_YOUR TASK_: Show all lines that include the string "Installed"; copy each one.

===== ENTRIES SUPPLIED =====

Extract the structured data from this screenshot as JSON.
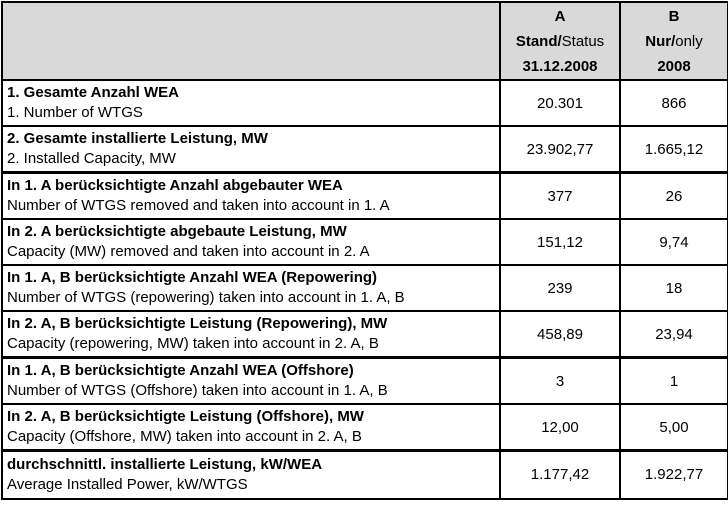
{
  "header": {
    "col_a": {
      "letter": "A",
      "stand_bold": "Stand/",
      "stand_rest": "Status",
      "date": "31.12.2008"
    },
    "col_b": {
      "letter": "B",
      "nur_bold": "Nur/",
      "nur_rest": "only",
      "year": "2008"
    }
  },
  "rows": [
    {
      "de": "1. Gesamte Anzahl WEA",
      "en": "1. Number of WTGS",
      "a": "20.301",
      "b": "866"
    },
    {
      "de": "2. Gesamte installierte Leistung, MW",
      "en": "2. Installed Capacity, MW",
      "a": "23.902,77",
      "b": "1.665,12"
    },
    {
      "de": "In 1. A berücksichtigte Anzahl abgebauter WEA",
      "en": "Number of WTGS removed and taken into account in 1. A",
      "a": "377",
      "b": "26"
    },
    {
      "de": "In 2. A berücksichtigte abgebaute Leistung, MW",
      "en": "Capacity (MW) removed and taken into account in 2. A",
      "a": "151,12",
      "b": "9,74"
    },
    {
      "de": "In 1. A, B berücksichtigte Anzahl WEA (Repowering)",
      "en": "Number of WTGS (repowering) taken into account in 1. A, B",
      "a": "239",
      "b": "18"
    },
    {
      "de": "In 2. A, B berücksichtigte Leistung (Repowering), MW",
      "en": "Capacity (repowering, MW) taken into account in 2. A, B",
      "a": "458,89",
      "b": "23,94"
    },
    {
      "de": "In 1. A, B berücksichtigte Anzahl WEA (Offshore)",
      "en": "Number of WTGS (Offshore) taken into account in 1. A, B",
      "a": "3",
      "b": "1"
    },
    {
      "de": "In 2. A, B berücksichtigte Leistung (Offshore), MW",
      "en": "Capacity (Offshore, MW) taken into account in 2. A, B",
      "a": "12,00",
      "b": "5,00"
    },
    {
      "de": "durchschnittl. installierte Leistung, kW/WEA",
      "en": "Average Installed Power, kW/WTGS",
      "a": "1.177,42",
      "b": "1.922,77"
    }
  ]
}
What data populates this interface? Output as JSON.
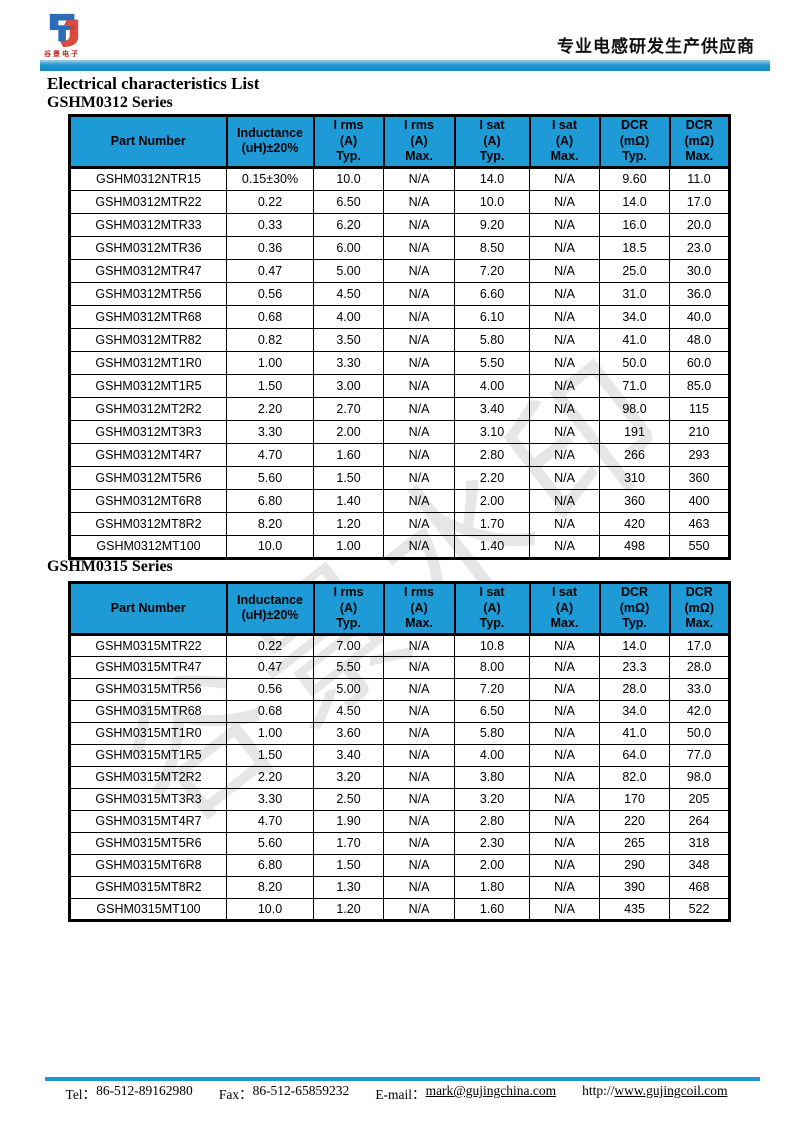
{
  "header": {
    "logo_caption": "谷景电子",
    "tagline": "专业电感研发生产供应商"
  },
  "title": "Electrical characteristics List",
  "watermark": "谷景水印",
  "colors": {
    "accent_blue": "#1B97D4",
    "table_header_bg": "#1E9AD6",
    "logo_blue": "#2B6CB8",
    "logo_red": "#D43C32"
  },
  "tables": [
    {
      "series": "GSHM0312 Series",
      "columns": [
        "Part Number",
        "Inductance\n(uH)±20%",
        "I rms\n(A)\nTyp.",
        "I rms\n(A)\nMax.",
        "I sat\n(A)\nTyp.",
        "I sat\n(A)\nMax.",
        "DCR\n(mΩ)\nTyp.",
        "DCR\n(mΩ)\nMax."
      ],
      "rows": [
        [
          "GSHM0312NTR15",
          "0.15±30%",
          "10.0",
          "N/A",
          "14.0",
          "N/A",
          "9.60",
          "11.0"
        ],
        [
          "GSHM0312MTR22",
          "0.22",
          "6.50",
          "N/A",
          "10.0",
          "N/A",
          "14.0",
          "17.0"
        ],
        [
          "GSHM0312MTR33",
          "0.33",
          "6.20",
          "N/A",
          "9.20",
          "N/A",
          "16.0",
          "20.0"
        ],
        [
          "GSHM0312MTR36",
          "0.36",
          "6.00",
          "N/A",
          "8.50",
          "N/A",
          "18.5",
          "23.0"
        ],
        [
          "GSHM0312MTR47",
          "0.47",
          "5.00",
          "N/A",
          "7.20",
          "N/A",
          "25.0",
          "30.0"
        ],
        [
          "GSHM0312MTR56",
          "0.56",
          "4.50",
          "N/A",
          "6.60",
          "N/A",
          "31.0",
          "36.0"
        ],
        [
          "GSHM0312MTR68",
          "0.68",
          "4.00",
          "N/A",
          "6.10",
          "N/A",
          "34.0",
          "40.0"
        ],
        [
          "GSHM0312MTR82",
          "0.82",
          "3.50",
          "N/A",
          "5.80",
          "N/A",
          "41.0",
          "48.0"
        ],
        [
          "GSHM0312MT1R0",
          "1.00",
          "3.30",
          "N/A",
          "5.50",
          "N/A",
          "50.0",
          "60.0"
        ],
        [
          "GSHM0312MT1R5",
          "1.50",
          "3.00",
          "N/A",
          "4.00",
          "N/A",
          "71.0",
          "85.0"
        ],
        [
          "GSHM0312MT2R2",
          "2.20",
          "2.70",
          "N/A",
          "3.40",
          "N/A",
          "98.0",
          "115"
        ],
        [
          "GSHM0312MT3R3",
          "3.30",
          "2.00",
          "N/A",
          "3.10",
          "N/A",
          "191",
          "210"
        ],
        [
          "GSHM0312MT4R7",
          "4.70",
          "1.60",
          "N/A",
          "2.80",
          "N/A",
          "266",
          "293"
        ],
        [
          "GSHM0312MT5R6",
          "5.60",
          "1.50",
          "N/A",
          "2.20",
          "N/A",
          "310",
          "360"
        ],
        [
          "GSHM0312MT6R8",
          "6.80",
          "1.40",
          "N/A",
          "2.00",
          "N/A",
          "360",
          "400"
        ],
        [
          "GSHM0312MT8R2",
          "8.20",
          "1.20",
          "N/A",
          "1.70",
          "N/A",
          "420",
          "463"
        ],
        [
          "GSHM0312MT100",
          "10.0",
          "1.00",
          "N/A",
          "1.40",
          "N/A",
          "498",
          "550"
        ]
      ]
    },
    {
      "series": "GSHM0315 Series",
      "columns": [
        "Part Number",
        "Inductance\n(uH)±20%",
        "I rms\n(A)\nTyp.",
        "I rms\n(A)\nMax.",
        "I sat\n(A)\nTyp.",
        "I sat\n(A)\nMax.",
        "DCR\n(mΩ)\nTyp.",
        "DCR\n(mΩ)\nMax."
      ],
      "rows": [
        [
          "GSHM0315MTR22",
          "0.22",
          "7.00",
          "N/A",
          "10.8",
          "N/A",
          "14.0",
          "17.0"
        ],
        [
          "GSHM0315MTR47",
          "0.47",
          "5.50",
          "N/A",
          "8.00",
          "N/A",
          "23.3",
          "28.0"
        ],
        [
          "GSHM0315MTR56",
          "0.56",
          "5.00",
          "N/A",
          "7.20",
          "N/A",
          "28.0",
          "33.0"
        ],
        [
          "GSHM0315MTR68",
          "0.68",
          "4.50",
          "N/A",
          "6.50",
          "N/A",
          "34.0",
          "42.0"
        ],
        [
          "GSHM0315MT1R0",
          "1.00",
          "3.60",
          "N/A",
          "5.80",
          "N/A",
          "41.0",
          "50.0"
        ],
        [
          "GSHM0315MT1R5",
          "1.50",
          "3.40",
          "N/A",
          "4.00",
          "N/A",
          "64.0",
          "77.0"
        ],
        [
          "GSHM0315MT2R2",
          "2.20",
          "3.20",
          "N/A",
          "3.80",
          "N/A",
          "82.0",
          "98.0"
        ],
        [
          "GSHM0315MT3R3",
          "3.30",
          "2.50",
          "N/A",
          "3.20",
          "N/A",
          "170",
          "205"
        ],
        [
          "GSHM0315MT4R7",
          "4.70",
          "1.90",
          "N/A",
          "2.80",
          "N/A",
          "220",
          "264"
        ],
        [
          "GSHM0315MT5R6",
          "5.60",
          "1.70",
          "N/A",
          "2.30",
          "N/A",
          "265",
          "318"
        ],
        [
          "GSHM0315MT6R8",
          "6.80",
          "1.50",
          "N/A",
          "2.00",
          "N/A",
          "290",
          "348"
        ],
        [
          "GSHM0315MT8R2",
          "8.20",
          "1.30",
          "N/A",
          "1.80",
          "N/A",
          "390",
          "468"
        ],
        [
          "GSHM0315MT100",
          "10.0",
          "1.20",
          "N/A",
          "1.60",
          "N/A",
          "435",
          "522"
        ]
      ]
    }
  ],
  "footer": {
    "tel_label": "Tel：",
    "tel": "86-512-89162980",
    "fax_label": "Fax：",
    "fax": "86-512-65859232",
    "email_label": "E-mail：",
    "email": "mark@gujingchina.com",
    "url_prefix": "http://",
    "url": "www.gujingcoil.com"
  }
}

=====

_COMPLETE OUTPUT_:
      "en": "2. Installed Capacity, MW",
      "en": "Average Installed Power, kW/WTGS",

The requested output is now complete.